Written task> Copy down all of the data underneath, exactly as shown.

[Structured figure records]
++++

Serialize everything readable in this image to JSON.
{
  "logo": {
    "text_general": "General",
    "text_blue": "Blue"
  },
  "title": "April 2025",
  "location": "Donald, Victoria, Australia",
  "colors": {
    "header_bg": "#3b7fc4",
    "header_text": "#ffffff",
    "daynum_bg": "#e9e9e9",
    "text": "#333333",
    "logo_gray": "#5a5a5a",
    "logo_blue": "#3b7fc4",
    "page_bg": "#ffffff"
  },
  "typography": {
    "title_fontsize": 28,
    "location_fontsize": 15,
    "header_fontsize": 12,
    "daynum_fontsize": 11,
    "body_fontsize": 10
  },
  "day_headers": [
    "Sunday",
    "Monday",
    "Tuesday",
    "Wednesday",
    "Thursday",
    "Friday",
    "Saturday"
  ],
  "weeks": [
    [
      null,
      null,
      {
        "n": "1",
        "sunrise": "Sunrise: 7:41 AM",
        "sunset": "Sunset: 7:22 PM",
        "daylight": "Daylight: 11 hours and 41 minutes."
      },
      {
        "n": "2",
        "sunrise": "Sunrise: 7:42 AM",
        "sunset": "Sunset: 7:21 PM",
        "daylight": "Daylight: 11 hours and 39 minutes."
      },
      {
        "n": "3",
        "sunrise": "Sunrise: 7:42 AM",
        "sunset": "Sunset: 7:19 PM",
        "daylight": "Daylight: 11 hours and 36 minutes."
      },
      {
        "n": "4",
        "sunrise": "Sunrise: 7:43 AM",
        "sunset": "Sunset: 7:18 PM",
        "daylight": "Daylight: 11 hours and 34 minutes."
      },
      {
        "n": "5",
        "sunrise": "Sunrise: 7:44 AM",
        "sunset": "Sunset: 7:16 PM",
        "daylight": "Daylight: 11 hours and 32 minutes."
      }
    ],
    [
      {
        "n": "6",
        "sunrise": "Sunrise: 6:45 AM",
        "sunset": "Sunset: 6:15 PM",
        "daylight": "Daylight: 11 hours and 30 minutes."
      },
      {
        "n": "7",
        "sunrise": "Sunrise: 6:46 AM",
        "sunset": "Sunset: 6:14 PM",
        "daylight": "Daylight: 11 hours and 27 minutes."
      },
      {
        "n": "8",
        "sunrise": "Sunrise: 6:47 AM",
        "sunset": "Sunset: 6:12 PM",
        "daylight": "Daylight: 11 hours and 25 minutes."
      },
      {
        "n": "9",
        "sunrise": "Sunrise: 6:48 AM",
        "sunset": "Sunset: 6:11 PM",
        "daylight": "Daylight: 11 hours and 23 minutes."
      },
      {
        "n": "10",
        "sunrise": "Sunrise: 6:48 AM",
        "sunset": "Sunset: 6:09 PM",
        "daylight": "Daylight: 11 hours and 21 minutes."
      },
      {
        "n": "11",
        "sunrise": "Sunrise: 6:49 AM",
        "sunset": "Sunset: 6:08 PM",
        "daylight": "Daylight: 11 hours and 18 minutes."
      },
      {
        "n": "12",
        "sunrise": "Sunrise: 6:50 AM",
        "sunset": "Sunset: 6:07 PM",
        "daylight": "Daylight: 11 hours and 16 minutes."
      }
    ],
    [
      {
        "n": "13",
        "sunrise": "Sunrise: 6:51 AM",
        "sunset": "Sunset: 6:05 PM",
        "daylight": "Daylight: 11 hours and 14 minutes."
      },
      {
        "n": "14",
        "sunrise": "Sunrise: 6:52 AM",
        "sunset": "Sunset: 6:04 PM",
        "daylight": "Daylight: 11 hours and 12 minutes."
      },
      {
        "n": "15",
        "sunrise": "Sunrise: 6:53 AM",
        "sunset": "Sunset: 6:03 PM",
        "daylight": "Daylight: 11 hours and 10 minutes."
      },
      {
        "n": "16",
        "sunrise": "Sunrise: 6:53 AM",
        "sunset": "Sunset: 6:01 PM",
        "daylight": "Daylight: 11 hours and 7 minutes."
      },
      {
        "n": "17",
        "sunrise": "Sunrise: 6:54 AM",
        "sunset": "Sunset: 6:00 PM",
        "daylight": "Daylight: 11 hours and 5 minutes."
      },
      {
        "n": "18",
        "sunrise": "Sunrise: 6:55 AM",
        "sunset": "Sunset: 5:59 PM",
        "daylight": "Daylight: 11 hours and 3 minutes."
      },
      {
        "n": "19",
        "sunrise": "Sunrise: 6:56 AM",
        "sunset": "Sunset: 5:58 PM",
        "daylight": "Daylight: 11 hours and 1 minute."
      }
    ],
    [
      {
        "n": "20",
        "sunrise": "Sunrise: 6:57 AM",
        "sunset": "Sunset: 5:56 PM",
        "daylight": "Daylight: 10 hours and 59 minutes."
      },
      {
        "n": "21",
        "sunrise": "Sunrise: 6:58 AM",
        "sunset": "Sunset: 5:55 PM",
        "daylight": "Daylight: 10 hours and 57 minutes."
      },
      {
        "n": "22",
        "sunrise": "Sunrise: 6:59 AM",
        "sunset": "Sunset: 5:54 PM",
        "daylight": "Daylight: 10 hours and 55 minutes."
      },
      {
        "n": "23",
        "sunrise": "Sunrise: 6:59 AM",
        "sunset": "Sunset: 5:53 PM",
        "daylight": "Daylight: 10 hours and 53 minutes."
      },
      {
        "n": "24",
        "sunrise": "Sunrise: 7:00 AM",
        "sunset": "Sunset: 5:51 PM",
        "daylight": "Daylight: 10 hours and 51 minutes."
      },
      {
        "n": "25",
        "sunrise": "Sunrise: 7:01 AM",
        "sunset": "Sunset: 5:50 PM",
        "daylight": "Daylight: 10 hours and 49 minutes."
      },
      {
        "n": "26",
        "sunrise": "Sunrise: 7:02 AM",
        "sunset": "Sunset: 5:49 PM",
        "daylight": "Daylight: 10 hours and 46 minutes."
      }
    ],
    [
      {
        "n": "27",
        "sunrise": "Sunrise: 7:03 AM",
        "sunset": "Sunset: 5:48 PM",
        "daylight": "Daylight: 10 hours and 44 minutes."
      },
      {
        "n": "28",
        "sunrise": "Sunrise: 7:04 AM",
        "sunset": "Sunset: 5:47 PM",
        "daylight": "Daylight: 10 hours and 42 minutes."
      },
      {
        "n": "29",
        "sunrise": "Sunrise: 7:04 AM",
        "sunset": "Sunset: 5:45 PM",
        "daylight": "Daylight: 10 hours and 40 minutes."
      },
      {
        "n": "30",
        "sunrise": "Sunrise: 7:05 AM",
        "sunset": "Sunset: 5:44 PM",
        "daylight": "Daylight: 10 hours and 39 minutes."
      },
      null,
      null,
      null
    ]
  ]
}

++++

Response>
Serialize everything readable in this image to JSON.
{
  "logo": {
    "text_general": "General",
    "text_blue": "Blue"
  },
  "title": "April 2025",
  "location": "Donald, Victoria, Australia",
  "colors": {
    "header_bg": "#3b7fc4",
    "header_text": "#ffffff",
    "daynum_bg": "#e9e9e9",
    "text": "#333333",
    "logo_gray": "#5a5a5a",
    "logo_blue": "#3b7fc4",
    "page_bg": "#ffffff"
  },
  "typography": {
    "title_fontsize": 28,
    "location_fontsize": 15,
    "header_fontsize": 12,
    "daynum_fontsize": 11,
    "body_fontsize": 10
  },
  "day_headers": [
    "Sunday",
    "Monday",
    "Tuesday",
    "Wednesday",
    "Thursday",
    "Friday",
    "Saturday"
  ],
  "weeks": [
    [
      null,
      null,
      {
        "n": "1",
        "sunrise": "Sunrise: 7:41 AM",
        "sunset": "Sunset: 7:22 PM",
        "daylight": "Daylight: 11 hours and 41 minutes."
      },
      {
        "n": "2",
        "sunrise": "Sunrise: 7:42 AM",
        "sunset": "Sunset: 7:21 PM",
        "daylight": "Daylight: 11 hours and 39 minutes."
      },
      {
        "n": "3",
        "sunrise": "Sunrise: 7:42 AM",
        "sunset": "Sunset: 7:19 PM",
        "daylight": "Daylight: 11 hours and 36 minutes."
      },
      {
        "n": "4",
        "sunrise": "Sunrise: 7:43 AM",
        "sunset": "Sunset: 7:18 PM",
        "daylight": "Daylight: 11 hours and 34 minutes."
      },
      {
        "n": "5",
        "sunrise": "Sunrise: 7:44 AM",
        "sunset": "Sunset: 7:16 PM",
        "daylight": "Daylight: 11 hours and 32 minutes."
      }
    ],
    [
      {
        "n": "6",
        "sunrise": "Sunrise: 6:45 AM",
        "sunset": "Sunset: 6:15 PM",
        "daylight": "Daylight: 11 hours and 30 minutes."
      },
      {
        "n": "7",
        "sunrise": "Sunrise: 6:46 AM",
        "sunset": "Sunset: 6:14 PM",
        "daylight": "Daylight: 11 hours and 27 minutes."
      },
      {
        "n": "8",
        "sunrise": "Sunrise: 6:47 AM",
        "sunset": "Sunset: 6:12 PM",
        "daylight": "Daylight: 11 hours and 25 minutes."
      },
      {
        "n": "9",
        "sunrise": "Sunrise: 6:48 AM",
        "sunset": "Sunset: 6:11 PM",
        "daylight": "Daylight: 11 hours and 23 minutes."
      },
      {
        "n": "10",
        "sunrise": "Sunrise: 6:48 AM",
        "sunset": "Sunset: 6:09 PM",
        "daylight": "Daylight: 11 hours and 21 minutes."
      },
      {
        "n": "11",
        "sunrise": "Sunrise: 6:49 AM",
        "sunset": "Sunset: 6:08 PM",
        "daylight": "Daylight: 11 hours and 18 minutes."
      },
      {
        "n": "12",
        "sunrise": "Sunrise: 6:50 AM",
        "sunset": "Sunset: 6:07 PM",
        "daylight": "Daylight: 11 hours and 16 minutes."
      }
    ],
    [
      {
        "n": "13",
        "sunrise": "Sunrise: 6:51 AM",
        "sunset": "Sunset: 6:05 PM",
        "daylight": "Daylight: 11 hours and 14 minutes."
      },
      {
        "n": "14",
        "sunrise": "Sunrise: 6:52 AM",
        "sunset": "Sunset: 6:04 PM",
        "daylight": "Daylight: 11 hours and 12 minutes."
      },
      {
        "n": "15",
        "sunrise": "Sunrise: 6:53 AM",
        "sunset": "Sunset: 6:03 PM",
        "daylight": "Daylight: 11 hours and 10 minutes."
      },
      {
        "n": "16",
        "sunrise": "Sunrise: 6:53 AM",
        "sunset": "Sunset: 6:01 PM",
        "daylight": "Daylight: 11 hours and 7 minutes."
      },
      {
        "n": "17",
        "sunrise": "Sunrise: 6:54 AM",
        "sunset": "Sunset: 6:00 PM",
        "daylight": "Daylight: 11 hours and 5 minutes."
      },
      {
        "n": "18",
        "sunrise": "Sunrise: 6:55 AM",
        "sunset": "Sunset: 5:59 PM",
        "daylight": "Daylight: 11 hours and 3 minutes."
      },
      {
        "n": "19",
        "sunrise": "Sunrise: 6:56 AM",
        "sunset": "Sunset: 5:58 PM",
        "daylight": "Daylight: 11 hours and 1 minute."
      }
    ],
    [
      {
        "n": "20",
        "sunrise": "Sunrise: 6:57 AM",
        "sunset": "Sunset: 5:56 PM",
        "daylight": "Daylight: 10 hours and 59 minutes."
      },
      {
        "n": "21",
        "sunrise": "Sunrise: 6:58 AM",
        "sunset": "Sunset: 5:55 PM",
        "daylight": "Daylight: 10 hours and 57 minutes."
      },
      {
        "n": "22",
        "sunrise": "Sunrise: 6:59 AM",
        "sunset": "Sunset: 5:54 PM",
        "daylight": "Daylight: 10 hours and 55 minutes."
      },
      {
        "n": "23",
        "sunrise": "Sunrise: 6:59 AM",
        "sunset": "Sunset: 5:53 PM",
        "daylight": "Daylight: 10 hours and 53 minutes."
      },
      {
        "n": "24",
        "sunrise": "Sunrise: 7:00 AM",
        "sunset": "Sunset: 5:51 PM",
        "daylight": "Daylight: 10 hours and 51 minutes."
      },
      {
        "n": "25",
        "sunrise": "Sunrise: 7:01 AM",
        "sunset": "Sunset: 5:50 PM",
        "daylight": "Daylight: 10 hours and 49 minutes."
      },
      {
        "n": "26",
        "sunrise": "Sunrise: 7:02 AM",
        "sunset": "Sunset: 5:49 PM",
        "daylight": "Daylight: 10 hours and 46 minutes."
      }
    ],
    [
      {
        "n": "27",
        "sunrise": "Sunrise: 7:03 AM",
        "sunset": "Sunset: 5:48 PM",
        "daylight": "Daylight: 10 hours and 44 minutes."
      },
      {
        "n": "28",
        "sunrise": "Sunrise: 7:04 AM",
        "sunset": "Sunset: 5:47 PM",
        "daylight": "Daylight: 10 hours and 42 minutes."
      },
      {
        "n": "29",
        "sunrise": "Sunrise: 7:04 AM",
        "sunset": "Sunset: 5:45 PM",
        "daylight": "Daylight: 10 hours and 40 minutes."
      },
      {
        "n": "30",
        "sunrise": "Sunrise: 7:05 AM",
        "sunset": "Sunset: 5:44 PM",
        "daylight": "Daylight: 10 hours and 39 minutes."
      },
      null,
      null,
      null
    ]
  ]
}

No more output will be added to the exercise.